***** Supplied material
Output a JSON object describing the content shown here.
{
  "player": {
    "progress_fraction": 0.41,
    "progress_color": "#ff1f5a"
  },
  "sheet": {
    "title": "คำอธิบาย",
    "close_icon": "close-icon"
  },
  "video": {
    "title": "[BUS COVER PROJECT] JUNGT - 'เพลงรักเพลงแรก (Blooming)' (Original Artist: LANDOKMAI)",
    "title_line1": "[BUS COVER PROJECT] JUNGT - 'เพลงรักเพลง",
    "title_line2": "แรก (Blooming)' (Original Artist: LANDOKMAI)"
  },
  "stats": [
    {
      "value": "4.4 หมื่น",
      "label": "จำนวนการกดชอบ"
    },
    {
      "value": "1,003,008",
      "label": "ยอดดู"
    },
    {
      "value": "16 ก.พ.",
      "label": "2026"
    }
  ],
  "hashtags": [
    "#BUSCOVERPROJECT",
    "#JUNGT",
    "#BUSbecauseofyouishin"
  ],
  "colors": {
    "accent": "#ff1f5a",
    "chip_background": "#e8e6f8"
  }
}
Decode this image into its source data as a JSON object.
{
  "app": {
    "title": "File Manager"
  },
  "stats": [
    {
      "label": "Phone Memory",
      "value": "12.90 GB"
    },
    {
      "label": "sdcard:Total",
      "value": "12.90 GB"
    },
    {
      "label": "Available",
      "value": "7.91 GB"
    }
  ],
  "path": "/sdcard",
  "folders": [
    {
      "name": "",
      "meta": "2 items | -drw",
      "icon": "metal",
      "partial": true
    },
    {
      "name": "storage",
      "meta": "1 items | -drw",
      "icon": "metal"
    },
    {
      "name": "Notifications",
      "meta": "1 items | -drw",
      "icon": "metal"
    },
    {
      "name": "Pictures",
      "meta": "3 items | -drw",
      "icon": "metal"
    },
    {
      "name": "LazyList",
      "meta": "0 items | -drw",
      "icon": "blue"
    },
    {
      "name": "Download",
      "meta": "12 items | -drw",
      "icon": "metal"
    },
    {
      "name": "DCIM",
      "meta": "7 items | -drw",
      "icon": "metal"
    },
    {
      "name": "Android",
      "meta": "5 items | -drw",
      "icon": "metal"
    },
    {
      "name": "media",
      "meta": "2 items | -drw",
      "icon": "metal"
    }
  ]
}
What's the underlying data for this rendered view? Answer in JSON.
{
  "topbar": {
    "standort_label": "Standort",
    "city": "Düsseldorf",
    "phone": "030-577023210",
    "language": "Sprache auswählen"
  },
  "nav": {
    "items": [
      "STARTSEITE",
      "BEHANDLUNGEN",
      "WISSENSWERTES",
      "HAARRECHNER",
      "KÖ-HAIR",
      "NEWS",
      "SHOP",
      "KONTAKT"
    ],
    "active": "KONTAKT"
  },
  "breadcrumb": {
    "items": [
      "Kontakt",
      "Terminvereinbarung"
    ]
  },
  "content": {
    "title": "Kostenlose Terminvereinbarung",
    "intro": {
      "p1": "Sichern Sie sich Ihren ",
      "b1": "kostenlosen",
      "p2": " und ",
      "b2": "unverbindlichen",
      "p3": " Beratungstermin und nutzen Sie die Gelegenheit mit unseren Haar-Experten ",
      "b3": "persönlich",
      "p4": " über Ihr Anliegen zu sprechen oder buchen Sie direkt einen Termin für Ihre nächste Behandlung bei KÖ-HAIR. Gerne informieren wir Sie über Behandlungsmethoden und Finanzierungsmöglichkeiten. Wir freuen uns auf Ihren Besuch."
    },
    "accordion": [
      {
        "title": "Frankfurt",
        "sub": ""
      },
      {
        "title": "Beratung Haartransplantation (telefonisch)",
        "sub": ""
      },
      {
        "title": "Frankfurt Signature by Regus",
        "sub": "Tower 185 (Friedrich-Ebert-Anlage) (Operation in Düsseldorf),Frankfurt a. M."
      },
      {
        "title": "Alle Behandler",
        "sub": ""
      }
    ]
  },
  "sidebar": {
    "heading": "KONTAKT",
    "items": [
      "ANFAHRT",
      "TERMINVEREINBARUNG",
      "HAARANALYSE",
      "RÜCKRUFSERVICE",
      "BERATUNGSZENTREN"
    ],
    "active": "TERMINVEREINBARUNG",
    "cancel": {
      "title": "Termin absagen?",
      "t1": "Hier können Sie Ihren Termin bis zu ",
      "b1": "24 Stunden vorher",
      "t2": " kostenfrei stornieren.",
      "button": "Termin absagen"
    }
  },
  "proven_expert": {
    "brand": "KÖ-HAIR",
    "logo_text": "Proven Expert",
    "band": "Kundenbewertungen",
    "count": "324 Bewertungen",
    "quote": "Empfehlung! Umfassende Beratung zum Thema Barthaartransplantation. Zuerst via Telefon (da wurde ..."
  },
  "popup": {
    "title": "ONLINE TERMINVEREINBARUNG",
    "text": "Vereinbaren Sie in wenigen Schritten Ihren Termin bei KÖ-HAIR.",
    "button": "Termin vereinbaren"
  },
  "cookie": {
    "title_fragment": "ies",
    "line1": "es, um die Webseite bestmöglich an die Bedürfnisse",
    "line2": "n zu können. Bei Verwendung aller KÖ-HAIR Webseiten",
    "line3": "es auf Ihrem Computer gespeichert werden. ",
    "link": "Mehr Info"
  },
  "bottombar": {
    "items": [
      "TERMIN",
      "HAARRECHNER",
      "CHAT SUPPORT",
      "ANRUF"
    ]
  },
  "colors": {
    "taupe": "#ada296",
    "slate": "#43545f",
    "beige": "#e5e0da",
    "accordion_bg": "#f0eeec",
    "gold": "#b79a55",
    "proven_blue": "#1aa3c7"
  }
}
**********
Retype every record above exactly as written.

Output a JSON object describing the content shown here.
{
  "player": {
    "progress_fraction": 0.41,
    "progress_color": "#ff1f5a"
  },
  "sheet": {
    "title": "คำอธิบาย",
    "close_icon": "close-icon"
  },
  "video": {
    "title": "[BUS COVER PROJECT] JUNGT - 'เพลงรักเพลงแรก (Blooming)' (Original Artist: LANDOKMAI)",
    "title_line1": "[BUS COVER PROJECT] JUNGT - 'เพลงรักเพลง",
    "title_line2": "แรก (Blooming)' (Original Artist: LANDOKMAI)"
  },
  "stats": [
    {
      "value": "4.4 หมื่น",
      "label": "จำนวนการกดชอบ"
    },
    {
      "value": "1,003,008",
      "label": "ยอดดู"
    },
    {
      "value": "16 ก.พ.",
      "label": "2026"
    }
  ],
  "hashtags": [
    "#BUSCOVERPROJECT",
    "#JUNGT",
    "#BUSbecauseofyouishin"
  ],
  "colors": {
    "accent": "#ff1f5a",
    "chip_background": "#e8e6f8"
  }
}
Decode this image into its source data as a JSON object.
{
  "app": {
    "title": "File Manager"
  },
  "stats": [
    {
      "label": "Phone Memory",
      "value": "12.90 GB"
    },
    {
      "label": "sdcard:Total",
      "value": "12.90 GB"
    },
    {
      "label": "Available",
      "value": "7.91 GB"
    }
  ],
  "path": "/sdcard",
  "folders": [
    {
      "name": "",
      "meta": "2 items | -drw",
      "icon": "metal",
      "partial": true
    },
    {
      "name": "storage",
      "meta": "1 items | -drw",
      "icon": "metal"
    },
    {
      "name": "Notifications",
      "meta": "1 items | -drw",
      "icon": "metal"
    },
    {
      "name": "Pictures",
      "meta": "3 items | -drw",
      "icon": "metal"
    },
    {
      "name": "LazyList",
      "meta": "0 items | -drw",
      "icon": "blue"
    },
    {
      "name": "Download",
      "meta": "12 items | -drw",
      "icon": "metal"
    },
    {
      "name": "DCIM",
      "meta": "7 items | -drw",
      "icon": "metal"
    },
    {
      "name": "Android",
      "meta": "5 items | -drw",
      "icon": "metal"
    },
    {
      "name": "media",
      "meta": "2 items | -drw",
      "icon": "metal"
    }
  ]
}
What's the underlying data for this rendered view? Answer in JSON.
{
  "topbar": {
    "standort_label": "Standort",
    "city": "Düsseldorf",
    "phone": "030-577023210",
    "language": "Sprache auswählen"
  },
  "nav": {
    "items": [
      "STARTSEITE",
      "BEHANDLUNGEN",
      "WISSENSWERTES",
      "HAARRECHNER",
      "KÖ-HAIR",
      "NEWS",
      "SHOP",
      "KONTAKT"
    ],
    "active": "KONTAKT"
  },
  "breadcrumb": {
    "items": [
      "Kontakt",
      "Terminvereinbarung"
    ]
  },
  "content": {
    "title": "Kostenlose Terminvereinbarung",
    "intro": {
      "p1": "Sichern Sie sich Ihren ",
      "b1": "kostenlosen",
      "p2": " und ",
      "b2": "unverbindlichen",
      "p3": " Beratungstermin und nutzen Sie die Gelegenheit mit unseren Haar-Experten ",
      "b3": "persönlich",
      "p4": " über Ihr Anliegen zu sprechen oder buchen Sie direkt einen Termin für Ihre nächste Behandlung bei KÖ-HAIR. Gerne informieren wir Sie über Behandlungsmethoden und Finanzierungsmöglichkeiten. Wir freuen uns auf Ihren Besuch."
    },
    "accordion": [
      {
        "title": "Frankfurt",
        "sub": ""
      },
      {
        "title": "Beratung Haartransplantation (telefonisch)",
        "sub": ""
      },
      {
        "title": "Frankfurt Signature by Regus",
        "sub": "Tower 185 (Friedrich-Ebert-Anlage) (Operation in Düsseldorf),Frankfurt a. M."
      },
      {
        "title": "Alle Behandler",
        "sub": ""
      }
    ]
  },
  "sidebar": {
    "heading": "KONTAKT",
    "items": [
      "ANFAHRT",
      "TERMINVEREINBARUNG",
      "HAARANALYSE",
      "RÜCKRUFSERVICE",
      "BERATUNGSZENTREN"
    ],
    "active": "TERMINVEREINBARUNG",
    "cancel": {
      "title": "Termin absagen?",
      "t1": "Hier können Sie Ihren Termin bis zu ",
      "b1": "24 Stunden vorher",
      "t2": " kostenfrei stornieren.",
      "button": "Termin absagen"
    }
  },
  "proven_expert": {
    "brand": "KÖ-HAIR",
    "logo_text": "Proven Expert",
    "band": "Kundenbewertungen",
    "count": "324 Bewertungen",
    "quote": "Empfehlung! Umfassende Beratung zum Thema Barthaartransplantation. Zuerst via Telefon (da wurde ..."
  },
  "popup": {
    "title": "ONLINE TERMINVEREINBARUNG",
    "text": "Vereinbaren Sie in wenigen Schritten Ihren Termin bei KÖ-HAIR.",
    "button": "Termin vereinbaren"
  },
  "cookie": {
    "title_fragment": "ies",
    "line1": "es, um die Webseite bestmöglich an die Bedürfnisse",
    "line2": "n zu können. Bei Verwendung aller KÖ-HAIR Webseiten",
    "line3": "es auf Ihrem Computer gespeichert werden. ",
    "link": "Mehr Info"
  },
  "bottombar": {
    "items": [
      "TERMIN",
      "HAARRECHNER",
      "CHAT SUPPORT",
      "ANRUF"
    ]
  },
  "colors": {
    "taupe": "#ada296",
    "slate": "#43545f",
    "beige": "#e5e0da",
    "accordion_bg": "#f0eeec",
    "gold": "#b79a55",
    "proven_blue": "#1aa3c7"
  }
}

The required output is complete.